Records from a dataset

....

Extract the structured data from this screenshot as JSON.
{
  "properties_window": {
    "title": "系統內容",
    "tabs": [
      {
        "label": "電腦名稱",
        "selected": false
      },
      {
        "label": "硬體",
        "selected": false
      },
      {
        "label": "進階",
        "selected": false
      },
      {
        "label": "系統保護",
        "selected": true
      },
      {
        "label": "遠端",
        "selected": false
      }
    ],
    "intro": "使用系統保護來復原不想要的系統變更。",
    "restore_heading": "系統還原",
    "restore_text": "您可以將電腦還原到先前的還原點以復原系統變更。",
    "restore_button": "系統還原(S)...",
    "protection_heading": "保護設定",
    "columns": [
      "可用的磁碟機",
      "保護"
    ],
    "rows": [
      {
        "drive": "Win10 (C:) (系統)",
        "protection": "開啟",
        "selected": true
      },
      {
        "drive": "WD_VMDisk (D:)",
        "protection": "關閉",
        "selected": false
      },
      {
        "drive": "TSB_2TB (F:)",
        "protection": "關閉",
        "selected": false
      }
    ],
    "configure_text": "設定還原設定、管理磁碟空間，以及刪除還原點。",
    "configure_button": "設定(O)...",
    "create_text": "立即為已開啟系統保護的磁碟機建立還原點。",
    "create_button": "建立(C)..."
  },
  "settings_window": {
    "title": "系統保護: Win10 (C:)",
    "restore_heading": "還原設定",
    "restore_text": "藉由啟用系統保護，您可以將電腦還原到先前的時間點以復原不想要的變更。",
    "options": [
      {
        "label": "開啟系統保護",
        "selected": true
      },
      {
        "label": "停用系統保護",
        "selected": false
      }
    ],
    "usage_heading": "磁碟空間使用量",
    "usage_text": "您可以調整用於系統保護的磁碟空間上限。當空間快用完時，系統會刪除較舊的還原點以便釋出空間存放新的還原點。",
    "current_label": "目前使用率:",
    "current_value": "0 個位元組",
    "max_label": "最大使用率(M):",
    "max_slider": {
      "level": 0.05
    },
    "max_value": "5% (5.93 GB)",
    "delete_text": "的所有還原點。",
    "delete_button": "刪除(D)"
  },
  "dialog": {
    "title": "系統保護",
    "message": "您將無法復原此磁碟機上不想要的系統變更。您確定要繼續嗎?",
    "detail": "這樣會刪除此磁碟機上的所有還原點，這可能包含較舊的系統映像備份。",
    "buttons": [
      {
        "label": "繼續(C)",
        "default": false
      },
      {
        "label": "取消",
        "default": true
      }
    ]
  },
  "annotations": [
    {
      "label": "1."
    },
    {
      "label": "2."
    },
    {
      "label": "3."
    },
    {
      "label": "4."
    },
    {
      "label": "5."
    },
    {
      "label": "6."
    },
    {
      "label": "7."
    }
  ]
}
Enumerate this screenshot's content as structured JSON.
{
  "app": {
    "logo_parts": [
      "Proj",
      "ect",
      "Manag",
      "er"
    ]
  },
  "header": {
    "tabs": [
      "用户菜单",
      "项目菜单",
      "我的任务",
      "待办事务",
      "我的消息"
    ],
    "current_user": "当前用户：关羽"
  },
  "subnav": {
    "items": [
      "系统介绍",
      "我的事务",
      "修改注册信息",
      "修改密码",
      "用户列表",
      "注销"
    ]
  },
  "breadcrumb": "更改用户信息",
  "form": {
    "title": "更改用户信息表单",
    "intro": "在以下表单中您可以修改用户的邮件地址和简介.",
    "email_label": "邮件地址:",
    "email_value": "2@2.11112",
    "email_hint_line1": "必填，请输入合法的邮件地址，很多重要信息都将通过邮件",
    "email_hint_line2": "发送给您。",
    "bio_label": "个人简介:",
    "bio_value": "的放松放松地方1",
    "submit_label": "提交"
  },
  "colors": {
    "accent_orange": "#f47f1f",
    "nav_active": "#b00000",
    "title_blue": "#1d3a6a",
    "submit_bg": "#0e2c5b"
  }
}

....

> _Work to complete_: In the records above, locate the lines holding the word "structured". Copy each of them.

> _Answer for the task_:
Extract the structured data from this screenshot as JSON.
Enumerate this screenshot's content as structured JSON.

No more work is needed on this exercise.